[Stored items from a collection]
* * * * *
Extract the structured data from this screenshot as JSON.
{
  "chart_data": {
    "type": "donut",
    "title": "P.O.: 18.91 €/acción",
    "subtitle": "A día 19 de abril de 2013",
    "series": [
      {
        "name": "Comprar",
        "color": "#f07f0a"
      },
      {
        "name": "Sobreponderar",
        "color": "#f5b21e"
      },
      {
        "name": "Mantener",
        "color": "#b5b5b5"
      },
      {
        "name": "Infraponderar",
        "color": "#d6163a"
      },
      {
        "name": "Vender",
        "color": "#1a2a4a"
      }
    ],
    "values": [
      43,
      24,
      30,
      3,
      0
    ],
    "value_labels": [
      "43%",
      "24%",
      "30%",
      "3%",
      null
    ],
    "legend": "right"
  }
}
* * * * *
> [Challenge]: Every record above must be duplicated exactly.

> [The result]:
Extract the structured data from this screenshot as JSON.
{
  "chart_data": {
    "type": "donut",
    "title": "P.O.: 18.91 €/acción",
    "subtitle": "A día 19 de abril de 2013",
    "series": [
      {
        "name": "Comprar",
        "color": "#f07f0a"
      },
      {
        "name": "Sobreponderar",
        "color": "#f5b21e"
      },
      {
        "name": "Mantener",
        "color": "#b5b5b5"
      },
      {
        "name": "Infraponderar",
        "color": "#d6163a"
      },
      {
        "name": "Vender",
        "color": "#1a2a4a"
      }
    ],
    "values": [
      43,
      24,
      30,
      3,
      0
    ],
    "value_labels": [
      "43%",
      "24%",
      "30%",
      "3%",
      null
    ],
    "legend": "right"
  }
}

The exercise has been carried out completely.